GIVEN TASK: The records follow. Transcribe only the lines from the line containing "What text is on this page?" through the end, both ends included, and leave out the pictures.

## Start SOURCE MATERIAL

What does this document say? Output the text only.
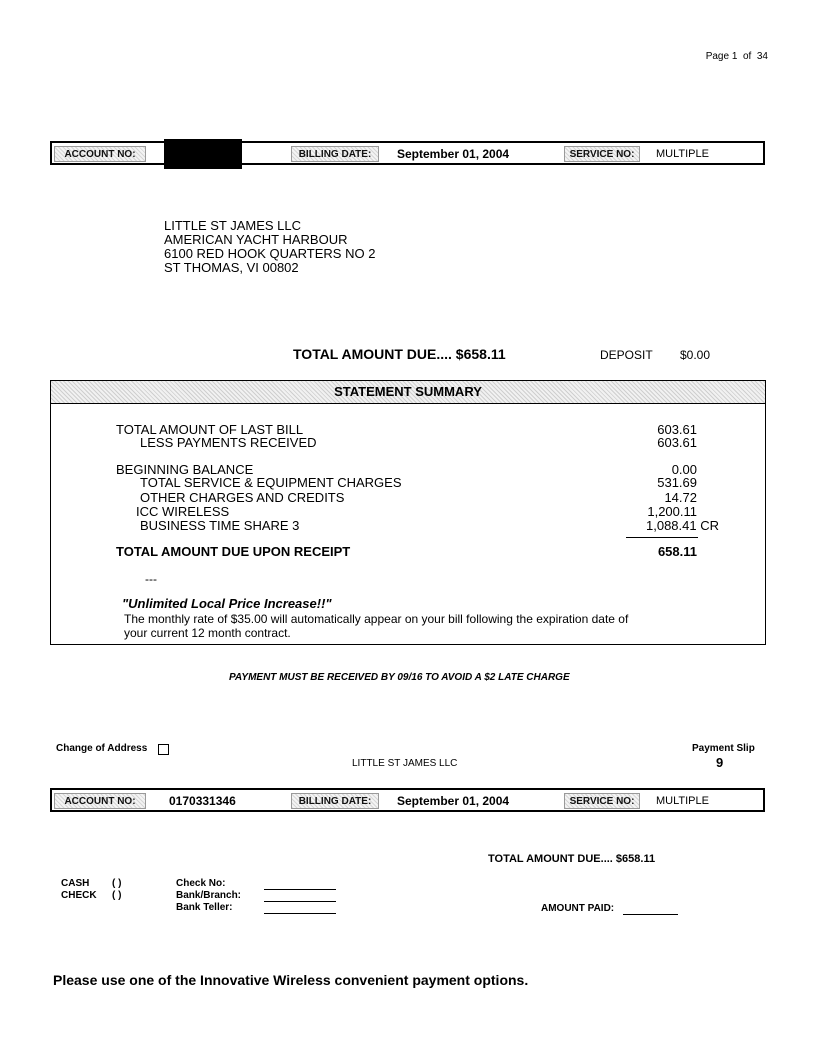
Page 1 of 34
ACCOUNT NO:	BILLING DATE:	September 01, 2004	SERVICE NO:	MULTIPLE
LITTLE ST JAMES LLC
AMERICAN YACHT HARBOUR
6100 RED HOOK QUARTERS NO 2
ST THOMAS, VI 00802
TOTAL AMOUNT DUE.... $658.11	DEPOSIT $0.00
STATEMENT SUMMARY
TOTAL AMOUNT OF LAST BILL	603.61
LESS PAYMENTS RECEIVED	603.61
BEGINNING BALANCE	0.00
TOTAL SERVICE & EQUIPMENT CHARGES	531.69
OTHER CHARGES AND CREDITS	14.72
ICC WIRELESS	1,200.11
BUSINESS TIME SHARE 3	1,088.41 CR
TOTAL AMOUNT DUE UPON RECEIPT	658.11
---
"Unlimited Local Price Increase!!"
The monthly rate of $35.00 will automatically appear on your bill following the expiration date of
your current 12 month contract.
PAYMENT MUST BE RECEIVED BY 09/16 TO AVOID A $2 LATE CHARGE
Change of Address
LITTLE ST JAMES LLC
Payment Slip
9
ACCOUNT NO:	0170331346	BILLING DATE:	September 01, 2004	SERVICE NO:	MULTIPLE
TOTAL AMOUNT DUE.... $658.11
CASH ( )
CHECK ( )
Check No:
Bank/Branch:
Bank Teller:	AMOUNT PAID:
Please use one of the Innovative Wireless convenient payment options.
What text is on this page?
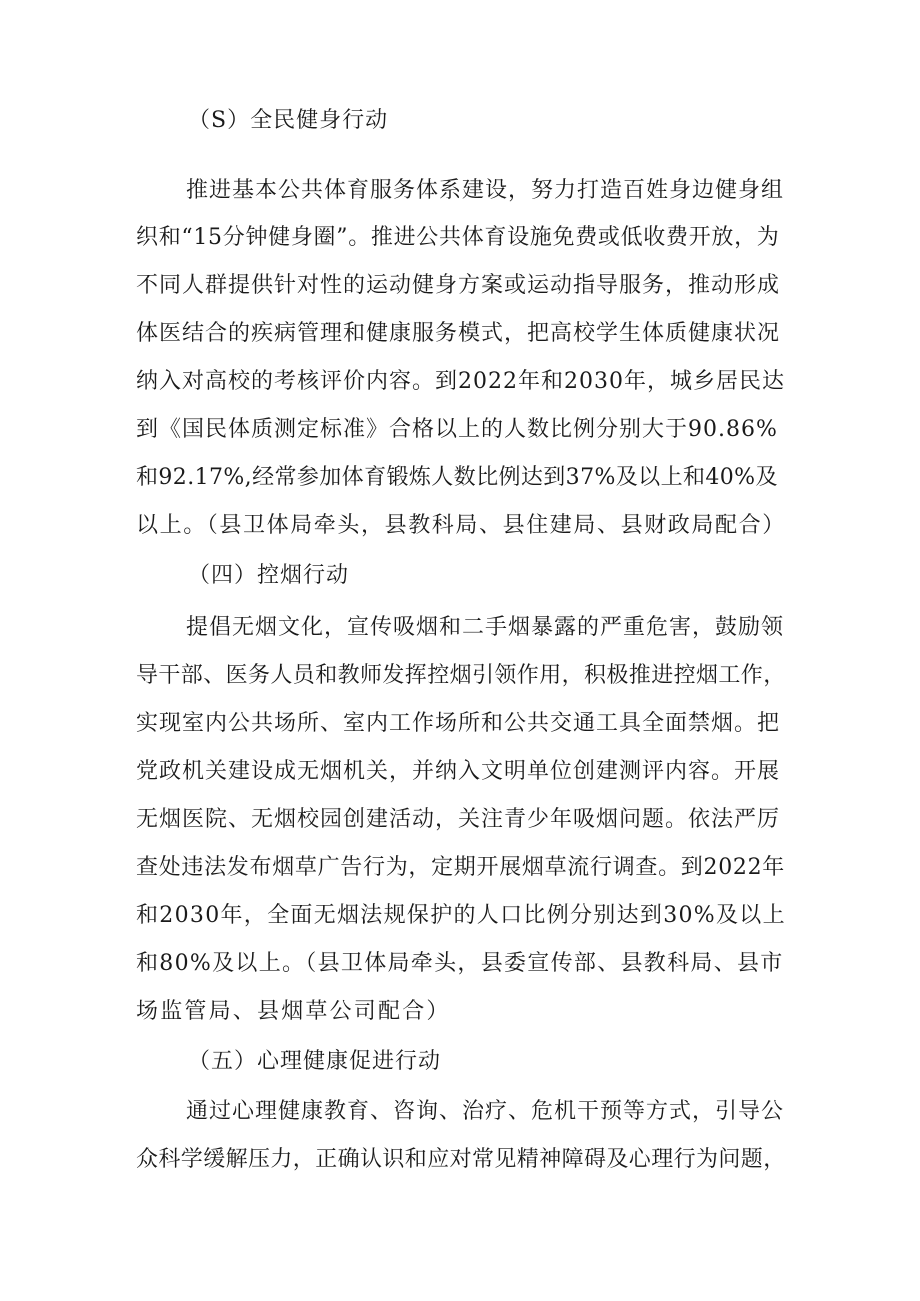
（S）全民健身行动
推进基本公共体育服务体系建设，努力打造百姓身边健身组
织和“15分钟健身圈”。推进公共体育设施免费或低收费开放，为
不同人群提供针对性的运动健身方案或运动指导服务，推动形成
体医结合的疾病管理和健康服务模式，把高校学生体质健康状况
纳入对高校的考核评价内容。到2022年和2030年，城乡居民达
到《国民体质测定标准》合格以上的人数比例分别大于90.86%
和92.17%,经常参加体育锻炼人数比例达到37%及以上和40%及
以上。（县卫体局牵头，县教科局、县住建局、县财政局配合）
（四）控烟行动
提倡无烟文化，宣传吸烟和二手烟暴露的严重危害，鼓励领
导干部、医务人员和教师发挥控烟引领作用，积极推进控烟工作，
实现室内公共场所、室内工作场所和公共交通工具全面禁烟。把
党政机关建设成无烟机关，并纳入文明单位创建测评内容。开展
无烟医院、无烟校园创建活动，关注青少年吸烟问题。依法严厉
查处违法发布烟草广告行为，定期开展烟草流行调查。到2022年
和2030年，全面无烟法规保护的人口比例分别达到30%及以上
和80%及以上。（县卫体局牵头，县委宣传部、县教科局、县市
场监管局、县烟草公司配合）
（五）心理健康促进行动
通过心理健康教育、咨询、治疗、危机干预等方式，引导公
众科学缓解压力，正确认识和应对常见精神障碍及心理行为问题，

## End SOURCE MATERIAL

RESPONSE TO THIS EXERCISE:
What text is on this page?
（S）全民健身行动
推进基本公共体育服务体系建设，努力打造百姓身边健身组
织和“15分钟健身圈”。推进公共体育设施免费或低收费开放，为
不同人群提供针对性的运动健身方案或运动指导服务，推动形成
体医结合的疾病管理和健康服务模式，把高校学生体质健康状况
纳入对高校的考核评价内容。到2022年和2030年，城乡居民达
到《国民体质测定标准》合格以上的人数比例分别大于90.86%
和92.17%,经常参加体育锻炼人数比例达到37%及以上和40%及
以上。（县卫体局牵头，县教科局、县住建局、县财政局配合）
（四）控烟行动
提倡无烟文化，宣传吸烟和二手烟暴露的严重危害，鼓励领
导干部、医务人员和教师发挥控烟引领作用，积极推进控烟工作，
实现室内公共场所、室内工作场所和公共交通工具全面禁烟。把
党政机关建设成无烟机关，并纳入文明单位创建测评内容。开展
无烟医院、无烟校园创建活动，关注青少年吸烟问题。依法严厉
查处违法发布烟草广告行为，定期开展烟草流行调查。到2022年
和2030年，全面无烟法规保护的人口比例分别达到30%及以上
和80%及以上。（县卫体局牵头，县委宣传部、县教科局、县市
场监管局、县烟草公司配合）
（五）心理健康促进行动
通过心理健康教育、咨询、治疗、危机干预等方式，引导公
众科学缓解压力，正确认识和应对常见精神障碍及心理行为问题，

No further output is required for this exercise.